# WRITTEN EXERCISE
Copy out each line featuring the string "button" from the entries beneath.

# EXTRACTED RECORDS
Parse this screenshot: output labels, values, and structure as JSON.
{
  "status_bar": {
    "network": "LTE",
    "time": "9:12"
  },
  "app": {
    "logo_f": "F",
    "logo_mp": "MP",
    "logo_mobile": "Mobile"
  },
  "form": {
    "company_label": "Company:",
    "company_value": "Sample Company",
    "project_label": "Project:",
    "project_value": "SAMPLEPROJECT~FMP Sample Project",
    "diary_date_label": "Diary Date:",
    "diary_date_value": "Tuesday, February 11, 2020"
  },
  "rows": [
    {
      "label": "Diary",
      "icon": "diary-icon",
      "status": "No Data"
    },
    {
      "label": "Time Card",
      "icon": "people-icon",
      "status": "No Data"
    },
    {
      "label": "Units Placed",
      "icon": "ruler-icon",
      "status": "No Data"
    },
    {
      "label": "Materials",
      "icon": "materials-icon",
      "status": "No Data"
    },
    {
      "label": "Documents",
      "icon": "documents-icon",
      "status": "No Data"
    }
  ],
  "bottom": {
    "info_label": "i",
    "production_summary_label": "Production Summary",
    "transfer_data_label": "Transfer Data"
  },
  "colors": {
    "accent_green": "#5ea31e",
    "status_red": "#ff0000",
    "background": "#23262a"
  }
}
---
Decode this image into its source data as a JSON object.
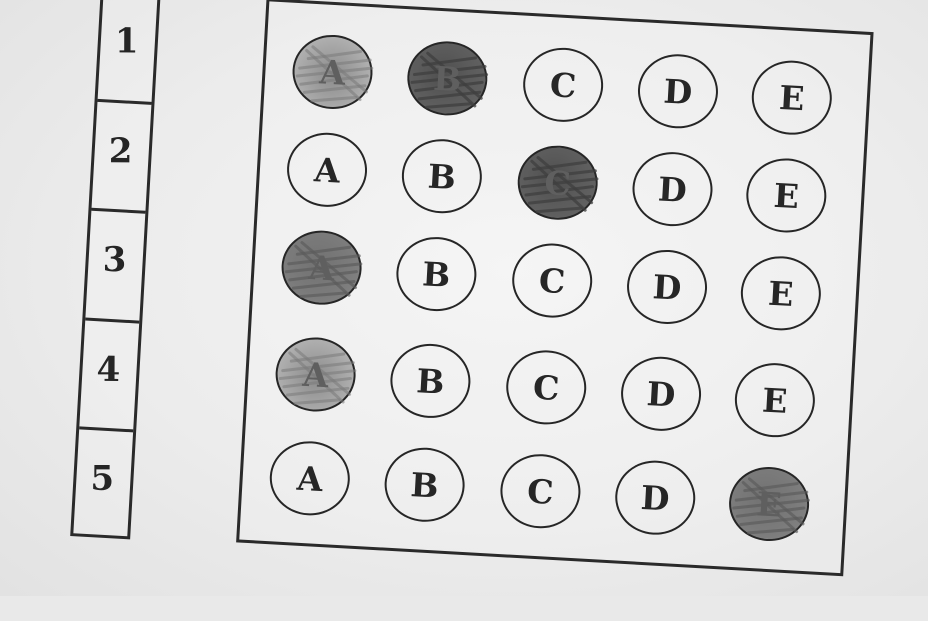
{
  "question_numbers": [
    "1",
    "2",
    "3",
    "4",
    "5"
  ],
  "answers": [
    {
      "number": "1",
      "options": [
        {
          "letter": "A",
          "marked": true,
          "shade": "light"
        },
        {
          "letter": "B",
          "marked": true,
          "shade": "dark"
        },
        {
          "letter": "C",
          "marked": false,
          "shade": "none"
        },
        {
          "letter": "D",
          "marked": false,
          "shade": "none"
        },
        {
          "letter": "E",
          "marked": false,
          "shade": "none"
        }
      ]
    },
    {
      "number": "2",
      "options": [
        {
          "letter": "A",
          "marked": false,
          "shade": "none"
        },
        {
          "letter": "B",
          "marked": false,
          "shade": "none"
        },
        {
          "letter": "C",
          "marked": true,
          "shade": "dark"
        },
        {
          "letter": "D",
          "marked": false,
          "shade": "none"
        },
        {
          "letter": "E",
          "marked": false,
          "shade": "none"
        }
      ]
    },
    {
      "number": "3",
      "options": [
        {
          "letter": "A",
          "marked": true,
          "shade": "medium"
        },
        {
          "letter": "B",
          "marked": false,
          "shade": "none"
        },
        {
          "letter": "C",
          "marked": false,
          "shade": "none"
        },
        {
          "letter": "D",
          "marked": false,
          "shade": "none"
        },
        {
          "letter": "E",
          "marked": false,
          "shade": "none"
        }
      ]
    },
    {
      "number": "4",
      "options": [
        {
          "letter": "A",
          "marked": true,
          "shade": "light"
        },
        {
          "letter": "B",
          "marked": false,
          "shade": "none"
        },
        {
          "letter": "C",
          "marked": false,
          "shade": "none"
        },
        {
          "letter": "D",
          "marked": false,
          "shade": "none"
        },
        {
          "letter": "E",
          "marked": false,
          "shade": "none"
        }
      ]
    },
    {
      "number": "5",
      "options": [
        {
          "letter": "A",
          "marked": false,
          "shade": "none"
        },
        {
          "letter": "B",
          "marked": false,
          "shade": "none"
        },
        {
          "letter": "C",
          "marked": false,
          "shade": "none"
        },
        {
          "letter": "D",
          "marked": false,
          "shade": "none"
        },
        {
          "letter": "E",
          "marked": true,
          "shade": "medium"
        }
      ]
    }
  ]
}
--
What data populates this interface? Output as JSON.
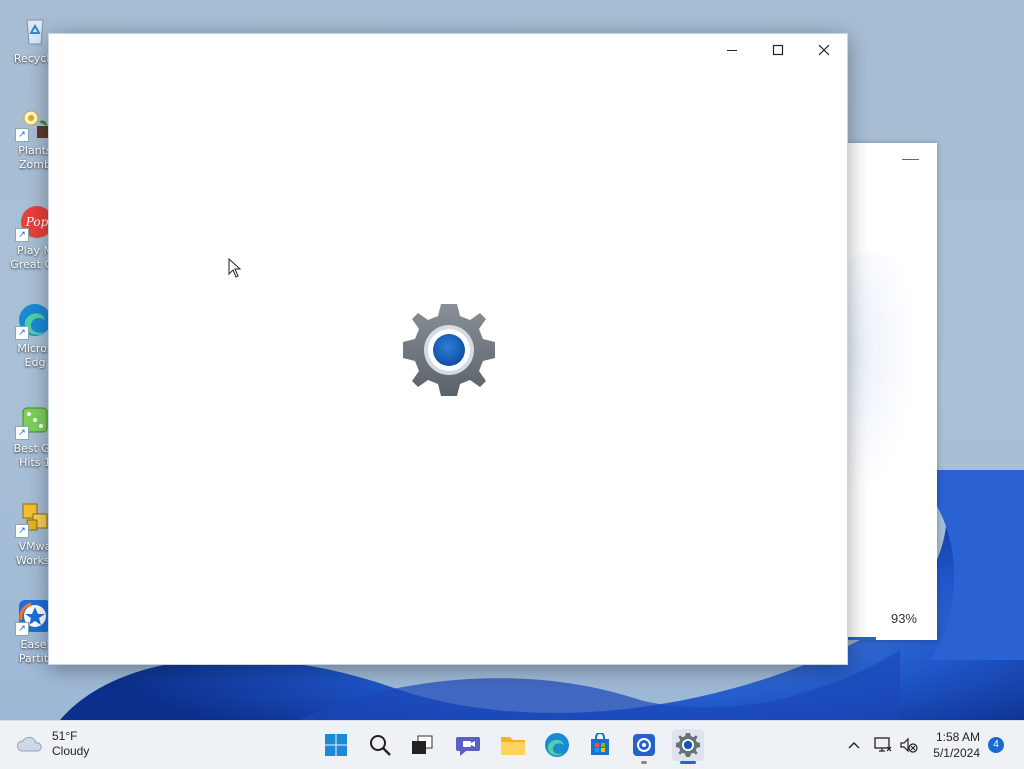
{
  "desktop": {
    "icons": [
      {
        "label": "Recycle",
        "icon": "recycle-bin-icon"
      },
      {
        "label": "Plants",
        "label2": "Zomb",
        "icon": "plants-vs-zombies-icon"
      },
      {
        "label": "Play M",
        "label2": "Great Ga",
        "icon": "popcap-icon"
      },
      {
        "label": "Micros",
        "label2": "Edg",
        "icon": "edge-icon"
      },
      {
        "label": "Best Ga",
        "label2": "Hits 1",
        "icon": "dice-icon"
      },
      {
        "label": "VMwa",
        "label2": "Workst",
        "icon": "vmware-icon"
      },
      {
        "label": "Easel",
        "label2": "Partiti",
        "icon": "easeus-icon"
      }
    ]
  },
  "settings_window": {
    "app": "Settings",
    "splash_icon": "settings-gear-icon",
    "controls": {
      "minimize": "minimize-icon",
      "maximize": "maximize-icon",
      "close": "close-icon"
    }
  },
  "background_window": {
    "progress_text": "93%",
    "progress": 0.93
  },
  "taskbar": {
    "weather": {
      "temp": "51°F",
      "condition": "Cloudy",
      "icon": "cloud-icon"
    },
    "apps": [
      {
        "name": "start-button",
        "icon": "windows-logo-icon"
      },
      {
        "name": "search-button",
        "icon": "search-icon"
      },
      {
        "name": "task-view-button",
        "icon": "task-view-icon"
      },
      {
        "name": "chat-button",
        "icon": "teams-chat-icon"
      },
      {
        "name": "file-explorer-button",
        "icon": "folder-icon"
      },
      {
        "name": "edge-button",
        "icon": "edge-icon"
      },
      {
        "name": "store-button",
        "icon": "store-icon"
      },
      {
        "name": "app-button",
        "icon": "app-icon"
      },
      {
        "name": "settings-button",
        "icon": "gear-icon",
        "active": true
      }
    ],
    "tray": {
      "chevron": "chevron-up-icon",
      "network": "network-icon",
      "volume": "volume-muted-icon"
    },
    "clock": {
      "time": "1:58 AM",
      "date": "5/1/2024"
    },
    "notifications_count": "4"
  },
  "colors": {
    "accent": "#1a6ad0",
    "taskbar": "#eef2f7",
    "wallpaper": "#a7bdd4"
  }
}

# EXERCISE SOLUTION
        "name": "start-button",
        "name": "search-button",
        "name": "task-view-button",
        "name": "chat-button",
        "name": "file-explorer-button",
        "name": "edge-button",
        "name": "store-button",
        "name": "app-button",
        "name": "settings-button",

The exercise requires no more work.